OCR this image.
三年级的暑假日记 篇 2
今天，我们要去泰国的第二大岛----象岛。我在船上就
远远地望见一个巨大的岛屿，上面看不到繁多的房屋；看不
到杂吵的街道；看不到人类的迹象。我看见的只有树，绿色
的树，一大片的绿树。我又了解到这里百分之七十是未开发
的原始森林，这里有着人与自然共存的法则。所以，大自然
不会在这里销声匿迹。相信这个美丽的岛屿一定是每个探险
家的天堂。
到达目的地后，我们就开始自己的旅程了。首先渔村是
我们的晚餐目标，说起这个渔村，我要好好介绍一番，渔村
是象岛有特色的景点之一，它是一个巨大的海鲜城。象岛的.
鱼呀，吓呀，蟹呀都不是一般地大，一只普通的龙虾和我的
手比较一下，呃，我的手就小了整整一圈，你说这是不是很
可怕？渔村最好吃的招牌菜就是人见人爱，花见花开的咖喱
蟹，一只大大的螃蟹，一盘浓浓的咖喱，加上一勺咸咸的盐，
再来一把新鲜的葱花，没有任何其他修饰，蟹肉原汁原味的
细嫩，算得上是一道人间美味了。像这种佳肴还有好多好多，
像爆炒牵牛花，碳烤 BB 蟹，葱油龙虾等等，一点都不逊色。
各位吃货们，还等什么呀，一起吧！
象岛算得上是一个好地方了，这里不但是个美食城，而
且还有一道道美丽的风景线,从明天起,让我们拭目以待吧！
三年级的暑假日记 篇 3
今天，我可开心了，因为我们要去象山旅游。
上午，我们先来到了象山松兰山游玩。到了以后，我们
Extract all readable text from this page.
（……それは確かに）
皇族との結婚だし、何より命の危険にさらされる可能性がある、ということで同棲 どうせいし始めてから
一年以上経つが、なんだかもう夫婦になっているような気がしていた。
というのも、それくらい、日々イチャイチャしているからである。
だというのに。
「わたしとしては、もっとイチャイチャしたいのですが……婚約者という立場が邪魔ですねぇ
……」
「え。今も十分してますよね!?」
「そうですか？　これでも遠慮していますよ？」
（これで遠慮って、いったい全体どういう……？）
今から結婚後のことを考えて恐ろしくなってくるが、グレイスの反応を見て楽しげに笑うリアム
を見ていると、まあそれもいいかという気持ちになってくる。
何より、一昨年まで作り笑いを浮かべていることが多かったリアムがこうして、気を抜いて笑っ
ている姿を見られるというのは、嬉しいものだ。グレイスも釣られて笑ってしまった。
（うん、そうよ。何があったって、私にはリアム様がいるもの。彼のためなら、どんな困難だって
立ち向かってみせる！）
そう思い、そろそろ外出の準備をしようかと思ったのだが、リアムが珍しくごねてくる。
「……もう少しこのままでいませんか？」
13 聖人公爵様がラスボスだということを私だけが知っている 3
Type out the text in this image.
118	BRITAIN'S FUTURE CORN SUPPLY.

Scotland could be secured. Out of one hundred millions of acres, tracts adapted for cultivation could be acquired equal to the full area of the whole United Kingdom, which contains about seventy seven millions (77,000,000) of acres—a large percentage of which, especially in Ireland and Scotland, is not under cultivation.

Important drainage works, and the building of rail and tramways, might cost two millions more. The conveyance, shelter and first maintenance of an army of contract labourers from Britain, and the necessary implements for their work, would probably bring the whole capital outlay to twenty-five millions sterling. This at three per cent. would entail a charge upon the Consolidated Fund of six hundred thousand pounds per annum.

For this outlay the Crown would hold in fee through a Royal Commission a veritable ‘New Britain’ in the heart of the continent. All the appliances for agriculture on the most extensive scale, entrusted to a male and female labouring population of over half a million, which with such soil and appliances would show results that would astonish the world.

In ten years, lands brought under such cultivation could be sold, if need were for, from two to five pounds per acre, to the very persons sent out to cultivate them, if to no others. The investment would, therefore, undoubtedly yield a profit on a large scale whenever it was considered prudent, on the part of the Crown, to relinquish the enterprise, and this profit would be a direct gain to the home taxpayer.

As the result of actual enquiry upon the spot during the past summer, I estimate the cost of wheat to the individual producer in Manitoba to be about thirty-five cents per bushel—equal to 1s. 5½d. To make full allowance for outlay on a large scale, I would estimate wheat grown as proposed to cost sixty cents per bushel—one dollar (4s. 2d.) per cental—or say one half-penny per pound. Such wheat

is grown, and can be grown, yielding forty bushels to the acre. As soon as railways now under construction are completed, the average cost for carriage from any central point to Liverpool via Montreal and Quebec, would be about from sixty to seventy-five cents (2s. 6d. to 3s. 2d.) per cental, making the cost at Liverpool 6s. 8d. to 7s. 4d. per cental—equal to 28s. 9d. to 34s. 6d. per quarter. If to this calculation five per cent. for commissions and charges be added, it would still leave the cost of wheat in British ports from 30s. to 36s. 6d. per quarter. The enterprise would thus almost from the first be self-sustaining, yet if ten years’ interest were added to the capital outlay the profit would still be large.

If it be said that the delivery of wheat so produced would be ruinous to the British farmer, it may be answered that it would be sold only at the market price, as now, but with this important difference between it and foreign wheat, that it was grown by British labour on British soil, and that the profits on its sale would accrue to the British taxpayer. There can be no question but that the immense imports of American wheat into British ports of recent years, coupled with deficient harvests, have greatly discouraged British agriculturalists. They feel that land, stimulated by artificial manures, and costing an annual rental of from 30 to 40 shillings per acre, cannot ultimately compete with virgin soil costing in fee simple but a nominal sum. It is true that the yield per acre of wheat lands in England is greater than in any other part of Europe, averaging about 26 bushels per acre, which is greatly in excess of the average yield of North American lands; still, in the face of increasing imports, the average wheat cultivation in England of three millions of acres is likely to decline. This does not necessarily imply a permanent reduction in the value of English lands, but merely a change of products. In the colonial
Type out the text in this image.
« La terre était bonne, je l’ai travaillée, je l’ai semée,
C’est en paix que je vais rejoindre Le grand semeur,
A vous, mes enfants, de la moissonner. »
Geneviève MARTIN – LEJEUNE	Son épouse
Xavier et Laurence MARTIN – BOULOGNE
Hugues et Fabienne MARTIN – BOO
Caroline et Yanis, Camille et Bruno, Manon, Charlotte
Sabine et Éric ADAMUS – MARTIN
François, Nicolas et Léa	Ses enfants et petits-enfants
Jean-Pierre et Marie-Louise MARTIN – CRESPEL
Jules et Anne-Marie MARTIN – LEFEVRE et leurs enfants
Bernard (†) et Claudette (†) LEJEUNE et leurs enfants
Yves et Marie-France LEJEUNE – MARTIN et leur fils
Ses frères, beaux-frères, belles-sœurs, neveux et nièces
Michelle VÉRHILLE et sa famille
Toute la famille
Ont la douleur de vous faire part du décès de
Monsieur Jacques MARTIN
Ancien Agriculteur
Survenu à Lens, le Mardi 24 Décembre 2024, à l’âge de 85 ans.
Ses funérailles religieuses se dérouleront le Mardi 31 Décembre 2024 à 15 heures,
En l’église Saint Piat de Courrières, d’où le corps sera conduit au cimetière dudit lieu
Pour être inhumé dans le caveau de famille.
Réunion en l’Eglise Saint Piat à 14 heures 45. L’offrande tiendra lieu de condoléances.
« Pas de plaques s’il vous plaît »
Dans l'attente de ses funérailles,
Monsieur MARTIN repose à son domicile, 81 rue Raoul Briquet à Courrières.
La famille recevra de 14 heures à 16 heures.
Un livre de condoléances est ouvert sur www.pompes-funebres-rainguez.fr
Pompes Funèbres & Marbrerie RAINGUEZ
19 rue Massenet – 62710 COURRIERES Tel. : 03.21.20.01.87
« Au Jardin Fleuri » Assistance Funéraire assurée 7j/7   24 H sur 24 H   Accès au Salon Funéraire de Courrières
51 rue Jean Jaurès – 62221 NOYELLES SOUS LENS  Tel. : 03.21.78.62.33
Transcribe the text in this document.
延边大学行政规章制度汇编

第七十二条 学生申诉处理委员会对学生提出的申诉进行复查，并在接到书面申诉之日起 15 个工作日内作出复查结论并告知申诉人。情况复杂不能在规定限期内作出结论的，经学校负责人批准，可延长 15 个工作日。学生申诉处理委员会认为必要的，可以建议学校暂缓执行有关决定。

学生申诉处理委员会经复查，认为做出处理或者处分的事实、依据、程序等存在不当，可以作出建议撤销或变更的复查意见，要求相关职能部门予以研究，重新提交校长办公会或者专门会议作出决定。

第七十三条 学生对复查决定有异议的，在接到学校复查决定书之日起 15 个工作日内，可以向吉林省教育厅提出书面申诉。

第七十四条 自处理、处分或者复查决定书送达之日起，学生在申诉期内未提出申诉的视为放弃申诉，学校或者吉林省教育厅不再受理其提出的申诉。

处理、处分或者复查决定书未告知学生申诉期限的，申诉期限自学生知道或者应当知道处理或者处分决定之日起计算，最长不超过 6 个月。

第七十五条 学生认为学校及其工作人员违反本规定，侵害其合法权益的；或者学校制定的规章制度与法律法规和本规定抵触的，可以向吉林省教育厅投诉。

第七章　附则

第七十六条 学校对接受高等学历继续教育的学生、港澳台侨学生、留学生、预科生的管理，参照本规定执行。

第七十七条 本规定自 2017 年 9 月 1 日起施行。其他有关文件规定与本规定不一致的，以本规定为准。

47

→ **EXERCISE REQUIREMENTS**
Show the lines from the data above that contain the string "vous".

→ **FULL OUTPUT**
A vous, mes enfants, de la moissonner. »
Ont la douleur de vous faire part du décès de
« Pas de plaques s’il vous plaît »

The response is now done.